Write out each line of the listing below, character for character, without any changes.

**Element region listings**
-- Start --

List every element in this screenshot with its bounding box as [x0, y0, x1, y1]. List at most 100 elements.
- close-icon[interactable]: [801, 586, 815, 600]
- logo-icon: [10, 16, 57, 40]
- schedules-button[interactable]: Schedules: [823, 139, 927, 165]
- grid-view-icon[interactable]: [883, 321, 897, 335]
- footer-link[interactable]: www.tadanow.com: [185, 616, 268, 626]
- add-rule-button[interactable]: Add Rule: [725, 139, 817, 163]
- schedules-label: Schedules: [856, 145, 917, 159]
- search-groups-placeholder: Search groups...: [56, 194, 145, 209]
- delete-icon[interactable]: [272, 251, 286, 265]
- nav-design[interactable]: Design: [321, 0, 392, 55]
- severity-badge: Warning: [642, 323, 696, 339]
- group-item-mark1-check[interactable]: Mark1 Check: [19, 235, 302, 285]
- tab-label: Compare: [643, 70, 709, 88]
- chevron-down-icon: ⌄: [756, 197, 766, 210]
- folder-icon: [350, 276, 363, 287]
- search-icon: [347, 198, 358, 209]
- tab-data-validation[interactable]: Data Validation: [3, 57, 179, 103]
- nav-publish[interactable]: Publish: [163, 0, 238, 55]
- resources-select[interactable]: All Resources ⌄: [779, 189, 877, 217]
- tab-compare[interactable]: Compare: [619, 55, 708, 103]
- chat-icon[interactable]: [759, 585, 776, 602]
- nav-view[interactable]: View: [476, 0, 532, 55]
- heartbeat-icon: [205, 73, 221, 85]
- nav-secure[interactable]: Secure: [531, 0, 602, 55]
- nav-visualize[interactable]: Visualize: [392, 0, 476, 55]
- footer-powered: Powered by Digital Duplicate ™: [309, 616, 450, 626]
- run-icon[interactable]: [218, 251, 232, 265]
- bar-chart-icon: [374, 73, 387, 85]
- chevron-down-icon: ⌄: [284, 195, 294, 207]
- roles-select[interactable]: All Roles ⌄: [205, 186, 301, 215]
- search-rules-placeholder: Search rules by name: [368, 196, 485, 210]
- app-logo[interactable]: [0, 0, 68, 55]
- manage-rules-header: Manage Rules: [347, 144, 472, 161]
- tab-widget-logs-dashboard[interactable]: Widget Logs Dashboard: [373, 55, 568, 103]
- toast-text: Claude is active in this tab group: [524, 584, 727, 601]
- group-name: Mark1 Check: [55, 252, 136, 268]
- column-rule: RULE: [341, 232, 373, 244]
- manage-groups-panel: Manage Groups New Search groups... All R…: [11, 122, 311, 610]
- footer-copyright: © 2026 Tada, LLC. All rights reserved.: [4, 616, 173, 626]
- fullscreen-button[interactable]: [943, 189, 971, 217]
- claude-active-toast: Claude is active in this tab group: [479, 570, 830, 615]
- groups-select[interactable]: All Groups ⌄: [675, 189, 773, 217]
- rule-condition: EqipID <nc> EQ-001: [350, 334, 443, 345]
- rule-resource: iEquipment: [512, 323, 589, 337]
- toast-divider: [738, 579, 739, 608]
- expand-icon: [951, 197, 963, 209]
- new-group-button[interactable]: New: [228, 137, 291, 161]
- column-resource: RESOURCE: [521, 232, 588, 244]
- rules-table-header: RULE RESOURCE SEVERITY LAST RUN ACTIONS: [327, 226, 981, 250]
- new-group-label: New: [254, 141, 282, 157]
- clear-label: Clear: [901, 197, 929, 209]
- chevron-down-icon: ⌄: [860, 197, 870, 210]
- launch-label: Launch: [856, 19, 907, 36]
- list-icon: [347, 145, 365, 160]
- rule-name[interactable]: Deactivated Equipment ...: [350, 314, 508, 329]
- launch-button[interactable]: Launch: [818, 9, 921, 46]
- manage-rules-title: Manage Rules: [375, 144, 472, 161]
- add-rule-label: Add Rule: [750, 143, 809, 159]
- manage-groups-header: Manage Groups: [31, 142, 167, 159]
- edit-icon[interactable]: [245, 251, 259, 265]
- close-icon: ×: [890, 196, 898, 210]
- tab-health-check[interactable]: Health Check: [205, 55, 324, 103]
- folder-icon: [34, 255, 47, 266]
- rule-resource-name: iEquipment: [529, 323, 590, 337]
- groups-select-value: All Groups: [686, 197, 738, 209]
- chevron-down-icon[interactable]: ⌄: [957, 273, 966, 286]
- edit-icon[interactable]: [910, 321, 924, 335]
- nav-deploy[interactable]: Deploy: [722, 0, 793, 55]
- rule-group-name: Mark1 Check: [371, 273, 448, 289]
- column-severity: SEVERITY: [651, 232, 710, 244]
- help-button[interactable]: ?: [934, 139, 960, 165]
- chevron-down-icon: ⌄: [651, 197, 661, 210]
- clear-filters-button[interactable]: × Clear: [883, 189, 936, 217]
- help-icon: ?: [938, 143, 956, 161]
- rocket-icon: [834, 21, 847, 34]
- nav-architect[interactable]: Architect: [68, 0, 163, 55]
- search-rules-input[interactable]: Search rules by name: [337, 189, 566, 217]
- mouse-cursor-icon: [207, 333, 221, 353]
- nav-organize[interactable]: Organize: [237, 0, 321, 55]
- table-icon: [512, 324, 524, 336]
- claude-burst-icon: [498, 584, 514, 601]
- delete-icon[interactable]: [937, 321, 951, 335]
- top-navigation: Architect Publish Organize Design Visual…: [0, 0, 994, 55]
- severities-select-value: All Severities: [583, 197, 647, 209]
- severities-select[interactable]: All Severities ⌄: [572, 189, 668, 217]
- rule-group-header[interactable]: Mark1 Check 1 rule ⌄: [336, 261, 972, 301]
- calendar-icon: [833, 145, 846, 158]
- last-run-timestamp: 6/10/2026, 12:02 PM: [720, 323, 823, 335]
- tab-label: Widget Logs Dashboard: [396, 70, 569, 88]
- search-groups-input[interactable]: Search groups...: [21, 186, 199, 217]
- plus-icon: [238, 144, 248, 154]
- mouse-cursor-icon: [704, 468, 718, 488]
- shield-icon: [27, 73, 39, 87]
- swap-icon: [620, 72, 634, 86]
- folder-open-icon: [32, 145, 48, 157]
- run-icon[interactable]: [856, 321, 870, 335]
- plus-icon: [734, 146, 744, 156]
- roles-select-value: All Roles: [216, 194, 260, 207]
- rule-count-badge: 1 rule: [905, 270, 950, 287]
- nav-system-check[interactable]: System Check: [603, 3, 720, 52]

-- End --

**CORRECT ANSWER**
List every element in this screenshot with its bounding box as [x0, y0, x1, y1]. List at most 100 elements.
- close-icon[interactable]: [801, 586, 815, 600]
- logo-icon: [10, 16, 57, 40]
- schedules-button[interactable]: Schedules: [823, 139, 927, 165]
- grid-view-icon[interactable]: [883, 321, 897, 335]
- footer-link[interactable]: www.tadanow.com: [185, 616, 268, 626]
- add-rule-button[interactable]: Add Rule: [725, 139, 817, 163]
- schedules-label: Schedules: [856, 145, 917, 159]
- search-groups-placeholder: Search groups...: [56, 194, 145, 209]
- delete-icon[interactable]: [272, 251, 286, 265]
- nav-design[interactable]: Design: [321, 0, 392, 55]
- severity-badge: Warning: [642, 323, 696, 339]
- group-item-mark1-check[interactable]: Mark1 Check: [19, 235, 302, 285]
- tab-label: Compare: [643, 70, 709, 88]
- chevron-down-icon: ⌄: [756, 197, 766, 210]
- folder-icon: [350, 276, 363, 287]
- search-icon: [347, 198, 358, 209]
- tab-data-validation[interactable]: Data Validation: [3, 57, 179, 103]
- nav-publish[interactable]: Publish: [163, 0, 238, 55]
- resources-select[interactable]: All Resources ⌄: [779, 189, 877, 217]
- tab-compare[interactable]: Compare: [619, 55, 708, 103]
- chat-icon[interactable]: [759, 585, 776, 602]
- nav-view[interactable]: View: [476, 0, 532, 55]
- heartbeat-icon: [205, 73, 221, 85]
- nav-secure[interactable]: Secure: [531, 0, 602, 55]
- nav-visualize[interactable]: Visualize: [392, 0, 476, 55]
- footer-powered: Powered by Digital Duplicate ™: [309, 616, 450, 626]
- run-icon[interactable]: [218, 251, 232, 265]
- bar-chart-icon: [374, 73, 387, 85]
- chevron-down-icon: ⌄: [284, 195, 294, 207]
- roles-select[interactable]: All Roles ⌄: [205, 186, 301, 215]
- search-rules-placeholder: Search rules by name: [368, 196, 485, 210]
- app-logo[interactable]: [0, 0, 68, 55]
- manage-rules-header: Manage Rules: [347, 144, 472, 161]
- tab-widget-logs-dashboard[interactable]: Widget Logs Dashboard: [373, 55, 568, 103]
- toast-text: Claude is active in this tab group: [524, 584, 727, 601]
- group-name: Mark1 Check: [55, 252, 136, 268]
- column-rule: RULE: [341, 232, 373, 244]
- manage-groups-panel: Manage Groups New Search groups... All R…: [11, 122, 311, 610]
- footer-copyright: © 2026 Tada, LLC. All rights reserved.: [4, 616, 173, 626]
- fullscreen-button[interactable]: [943, 189, 971, 217]
- claude-active-toast: Claude is active in this tab group: [479, 570, 830, 615]
- groups-select[interactable]: All Groups ⌄: [675, 189, 773, 217]
- rule-condition: EqipID <nc> EQ-001: [350, 334, 443, 345]
- rule-resource: iEquipment: [512, 323, 589, 337]
- toast-divider: [738, 579, 739, 608]
- expand-icon: [951, 197, 963, 209]
- new-group-button[interactable]: New: [228, 137, 291, 161]
- column-resource: RESOURCE: [521, 232, 588, 244]
- rules-table-header: RULE RESOURCE SEVERITY LAST RUN ACTIONS: [327, 226, 981, 250]
- new-group-label: New: [254, 141, 282, 157]
- clear-label: Clear: [901, 197, 929, 209]
- chevron-down-icon: ⌄: [860, 197, 870, 210]
- launch-label: Launch: [856, 19, 907, 36]
- list-icon: [347, 145, 365, 160]
- rule-name[interactable]: Deactivated Equipment ...: [350, 314, 508, 329]
- launch-button[interactable]: Launch: [818, 9, 921, 46]
- manage-rules-title: Manage Rules: [375, 144, 472, 161]
- add-rule-label: Add Rule: [750, 143, 809, 159]
- manage-groups-header: Manage Groups: [31, 142, 167, 159]
- edit-icon[interactable]: [245, 251, 259, 265]
- close-icon: ×: [890, 196, 898, 210]
- tab-health-check[interactable]: Health Check: [205, 55, 324, 103]
- folder-icon: [34, 255, 47, 266]
- rule-resource-name: iEquipment: [529, 323, 590, 337]
- groups-select-value: All Groups: [686, 197, 738, 209]
- chevron-down-icon[interactable]: ⌄: [957, 273, 966, 286]
- edit-icon[interactable]: [910, 321, 924, 335]
- nav-deploy[interactable]: Deploy: [722, 0, 793, 55]
- rule-group-name: Mark1 Check: [371, 273, 448, 289]
- column-severity: SEVERITY: [651, 232, 710, 244]
- help-button[interactable]: ?: [934, 139, 960, 165]
- chevron-down-icon: ⌄: [651, 197, 661, 210]
- clear-filters-button[interactable]: × Clear: [883, 189, 936, 217]
- help-icon: ?: [938, 143, 956, 161]
- rocket-icon: [834, 21, 847, 34]
- nav-architect[interactable]: Architect: [68, 0, 163, 55]
- search-rules-input[interactable]: Search rules by name: [337, 189, 566, 217]
- mouse-cursor-icon: [207, 333, 221, 353]
- nav-organize[interactable]: Organize: [237, 0, 321, 55]
- table-icon: [512, 324, 524, 336]
- claude-burst-icon: [498, 584, 514, 601]
- delete-icon[interactable]: [937, 321, 951, 335]
- top-navigation: Architect Publish Organize Design Visual…: [0, 0, 994, 55]
- severities-select-value: All Severities: [583, 197, 647, 209]
- severities-select[interactable]: All Severities ⌄: [572, 189, 668, 217]
- rule-group-header[interactable]: Mark1 Check 1 rule ⌄: [336, 261, 972, 301]
- calendar-icon: [833, 145, 846, 158]
- last-run-timestamp: 6/10/2026, 12:02 PM: [720, 323, 823, 335]
- tab-label: Widget Logs Dashboard: [396, 70, 569, 88]
- search-groups-input[interactable]: Search groups...: [21, 186, 199, 217]
- plus-icon: [238, 144, 248, 154]
- mouse-cursor-icon: [704, 468, 718, 488]
- shield-icon: [27, 73, 39, 87]
- swap-icon: [620, 72, 634, 86]
- folder-open-icon: [32, 145, 48, 157]
- run-icon[interactable]: [856, 321, 870, 335]
- plus-icon: [734, 146, 744, 156]
- roles-select-value: All Roles: [216, 194, 260, 207]
- rule-count-badge: 1 rule: [905, 270, 950, 287]
- nav-system-check[interactable]: System Check: [603, 3, 720, 52]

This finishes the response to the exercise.